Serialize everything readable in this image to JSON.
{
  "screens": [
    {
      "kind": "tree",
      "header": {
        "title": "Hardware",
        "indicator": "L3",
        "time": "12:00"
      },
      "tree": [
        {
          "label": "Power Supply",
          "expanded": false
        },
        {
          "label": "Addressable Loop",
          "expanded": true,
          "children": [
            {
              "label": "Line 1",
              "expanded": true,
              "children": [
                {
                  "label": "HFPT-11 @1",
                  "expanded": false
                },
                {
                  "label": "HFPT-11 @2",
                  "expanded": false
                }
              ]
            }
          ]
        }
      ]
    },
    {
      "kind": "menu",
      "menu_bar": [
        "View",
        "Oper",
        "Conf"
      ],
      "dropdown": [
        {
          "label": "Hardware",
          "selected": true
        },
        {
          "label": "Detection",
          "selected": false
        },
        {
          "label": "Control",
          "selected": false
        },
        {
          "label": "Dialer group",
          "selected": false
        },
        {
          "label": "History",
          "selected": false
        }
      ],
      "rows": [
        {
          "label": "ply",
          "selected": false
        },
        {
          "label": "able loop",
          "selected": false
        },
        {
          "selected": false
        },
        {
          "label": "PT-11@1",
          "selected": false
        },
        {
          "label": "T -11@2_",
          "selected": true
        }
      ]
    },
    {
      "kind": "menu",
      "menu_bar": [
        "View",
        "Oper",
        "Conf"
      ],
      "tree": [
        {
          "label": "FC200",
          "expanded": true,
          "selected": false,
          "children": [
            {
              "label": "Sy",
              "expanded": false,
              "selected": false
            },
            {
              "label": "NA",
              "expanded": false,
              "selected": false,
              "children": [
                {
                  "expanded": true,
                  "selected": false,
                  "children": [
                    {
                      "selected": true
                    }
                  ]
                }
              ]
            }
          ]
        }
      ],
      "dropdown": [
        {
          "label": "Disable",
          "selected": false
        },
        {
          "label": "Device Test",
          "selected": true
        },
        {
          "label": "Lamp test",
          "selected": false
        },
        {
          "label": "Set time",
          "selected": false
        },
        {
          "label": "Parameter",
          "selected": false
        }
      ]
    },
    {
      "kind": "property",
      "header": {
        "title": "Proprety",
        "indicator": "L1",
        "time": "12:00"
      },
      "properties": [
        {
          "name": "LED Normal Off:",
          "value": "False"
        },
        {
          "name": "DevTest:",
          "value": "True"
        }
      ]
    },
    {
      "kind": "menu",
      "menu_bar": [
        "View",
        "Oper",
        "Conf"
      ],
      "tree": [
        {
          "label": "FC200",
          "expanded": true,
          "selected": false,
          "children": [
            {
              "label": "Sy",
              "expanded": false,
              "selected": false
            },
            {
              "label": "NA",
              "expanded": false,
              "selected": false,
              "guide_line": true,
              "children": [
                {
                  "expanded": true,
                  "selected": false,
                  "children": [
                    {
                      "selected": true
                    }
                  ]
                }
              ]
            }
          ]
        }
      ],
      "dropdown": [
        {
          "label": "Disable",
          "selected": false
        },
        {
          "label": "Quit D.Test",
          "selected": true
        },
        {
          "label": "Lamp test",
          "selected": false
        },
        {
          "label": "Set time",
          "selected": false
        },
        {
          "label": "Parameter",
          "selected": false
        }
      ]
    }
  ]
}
○ ○ ○ ○ ○ ○ ○
EXERCISE DESCRIPTION → Print out every entry, keeping each one exact.

COMPLETE OUTPUT →
Serialize everything readable in this image to JSON.
{
  "screens": [
    {
      "kind": "tree",
      "header": {
        "title": "Hardware",
        "indicator": "L3",
        "time": "12:00"
      },
      "tree": [
        {
          "label": "Power Supply",
          "expanded": false
        },
        {
          "label": "Addressable Loop",
          "expanded": true,
          "children": [
            {
              "label": "Line 1",
              "expanded": true,
              "children": [
                {
                  "label": "HFPT-11 @1",
                  "expanded": false
                },
                {
                  "label": "HFPT-11 @2",
                  "expanded": false
                }
              ]
            }
          ]
        }
      ]
    },
    {
      "kind": "menu",
      "menu_bar": [
        "View",
        "Oper",
        "Conf"
      ],
      "dropdown": [
        {
          "label": "Hardware",
          "selected": true
        },
        {
          "label": "Detection",
          "selected": false
        },
        {
          "label": "Control",
          "selected": false
        },
        {
          "label": "Dialer group",
          "selected": false
        },
        {
          "label": "History",
          "selected": false
        }
      ],
      "rows": [
        {
          "label": "ply",
          "selected": false
        },
        {
          "label": "able loop",
          "selected": false
        },
        {
          "selected": false
        },
        {
          "label": "PT-11@1",
          "selected": false
        },
        {
          "label": "T -11@2_",
          "selected": true
        }
      ]
    },
    {
      "kind": "menu",
      "menu_bar": [
        "View",
        "Oper",
        "Conf"
      ],
      "tree": [
        {
          "label": "FC200",
          "expanded": true,
          "selected": false,
          "children": [
            {
              "label": "Sy",
              "expanded": false,
              "selected": false
            },
            {
              "label": "NA",
              "expanded": false,
              "selected": false,
              "children": [
                {
                  "expanded": true,
                  "selected": false,
                  "children": [
                    {
                      "selected": true
                    }
                  ]
                }
              ]
            }
          ]
        }
      ],
      "dropdown": [
        {
          "label": "Disable",
          "selected": false
        },
        {
          "label": "Device Test",
          "selected": true
        },
        {
          "label": "Lamp test",
          "selected": false
        },
        {
          "label": "Set time",
          "selected": false
        },
        {
          "label": "Parameter",
          "selected": false
        }
      ]
    },
    {
      "kind": "property",
      "header": {
        "title": "Proprety",
        "indicator": "L1",
        "time": "12:00"
      },
      "properties": [
        {
          "name": "LED Normal Off:",
          "value": "False"
        },
        {
          "name": "DevTest:",
          "value": "True"
        }
      ]
    },
    {
      "kind": "menu",
      "menu_bar": [
        "View",
        "Oper",
        "Conf"
      ],
      "tree": [
        {
          "label": "FC200",
          "expanded": true,
          "selected": false,
          "children": [
            {
              "label": "Sy",
              "expanded": false,
              "selected": false
            },
            {
              "label": "NA",
              "expanded": false,
              "selected": false,
              "guide_line": true,
              "children": [
                {
                  "expanded": true,
                  "selected": false,
                  "children": [
                    {
                      "selected": true
                    }
                  ]
                }
              ]
            }
          ]
        }
      ],
      "dropdown": [
        {
          "label": "Disable",
          "selected": false
        },
        {
          "label": "Quit D.Test",
          "selected": true
        },
        {
          "label": "Lamp test",
          "selected": false
        },
        {
          "label": "Set time",
          "selected": false
        },
        {
          "label": "Parameter",
          "selected": false
        }
      ]
    }
  ]
}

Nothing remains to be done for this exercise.